§ **What the task asks**:
Leave out the pictures and copy every record exactly.

Dataset items:
-=-=-=-=-

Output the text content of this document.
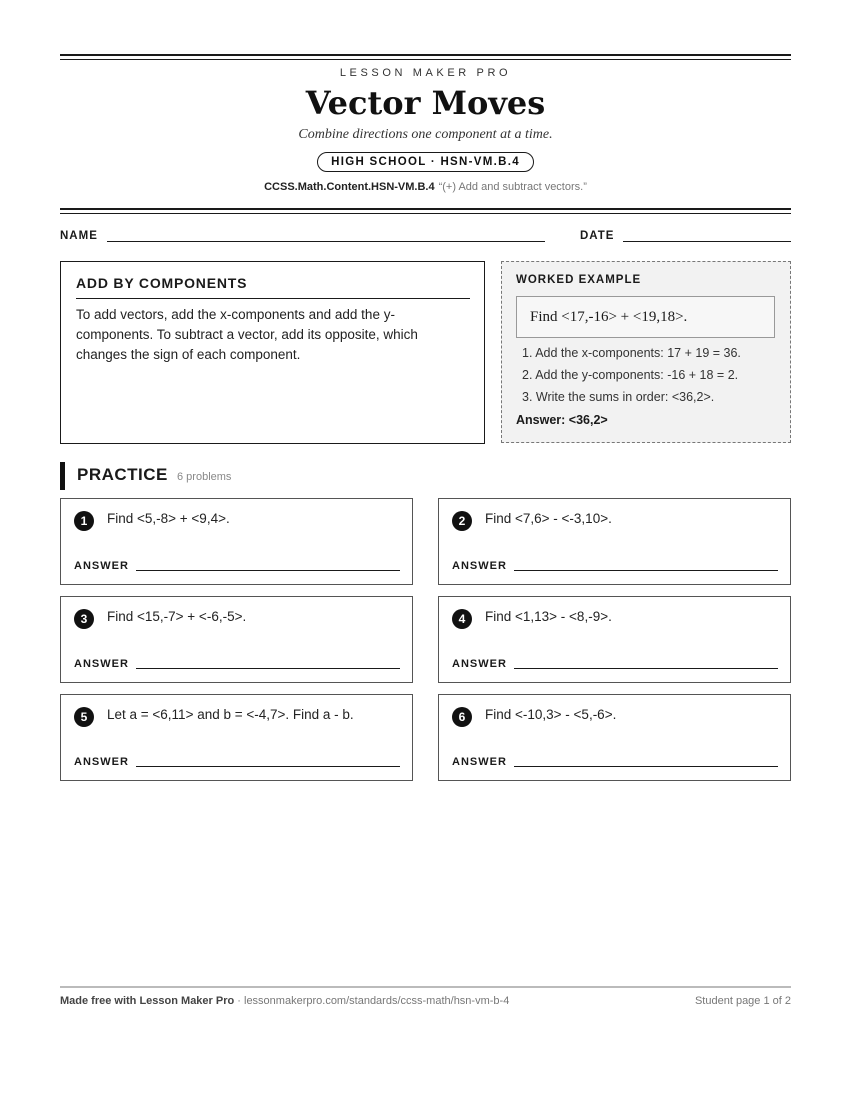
LESSON MAKER PRO
Vector Moves
Combine directions one component at a time.
HIGH SCHOOL · HSN-VM.B.4
CCSS.Math.Content.HSN-VM.B.4 “(+) Add and subtract vectors.”
NAME	DATE
ADD BY COMPONENTS
To add vectors, add the x-components and add the y-components. To subtract a vector, add its opposite, which changes the sign of each component.
WORKED EXAMPLE
Find <17,-16> + <19,18>.
1. Add the x-components: 17 + 19 = 36.
2. Add the y-components: -16 + 18 = 2.
3. Write the sums in order: <36,2>.
Answer: <36,2>
PRACTICE 6 problems
1	Find <5,-8> + <9,4>.
ANSWER
2	Find <7,6> - <-3,10>.
ANSWER
3	Find <15,-7> + <-6,-5>.
ANSWER
4	Find <1,13> - <8,-9>.
ANSWER
5	Let a = <6,11> and b = <-4,7>. Find a - b.
ANSWER
6	Find <-10,3> - <5,-6>.
ANSWER
Made free with Lesson Maker Pro · lessonmakerpro.com/standards/ccss-math/hsn-vm-b-4	Student page 1 of 2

-=-=-=-=-

§ **Expected answer**:
Output the text content of this document.
LESSON MAKER PRO
Vector Moves
Combine directions one component at a time.
HIGH SCHOOL · HSN-VM.B.4
CCSS.Math.Content.HSN-VM.B.4 “(+) Add and subtract vectors.”
NAME	DATE
ADD BY COMPONENTS
To add vectors, add the x-components and add the y-components. To subtract a vector, add its opposite, which changes the sign of each component.
WORKED EXAMPLE
Find <17,-16> + <19,18>.
1. Add the x-components: 17 + 19 = 36.
2. Add the y-components: -16 + 18 = 2.
3. Write the sums in order: <36,2>.
Answer: <36,2>
PRACTICE 6 problems
1	Find <5,-8> + <9,4>.
ANSWER
2	Find <7,6> - <-3,10>.
ANSWER
3	Find <15,-7> + <-6,-5>.
ANSWER
4	Find <1,13> - <8,-9>.
ANSWER
5	Let a = <6,11> and b = <-4,7>. Find a - b.
ANSWER
6	Find <-10,3> - <5,-6>.
ANSWER
Made free with Lesson Maker Pro · lessonmakerpro.com/standards/ccss-math/hsn-vm-b-4	Student page 1 of 2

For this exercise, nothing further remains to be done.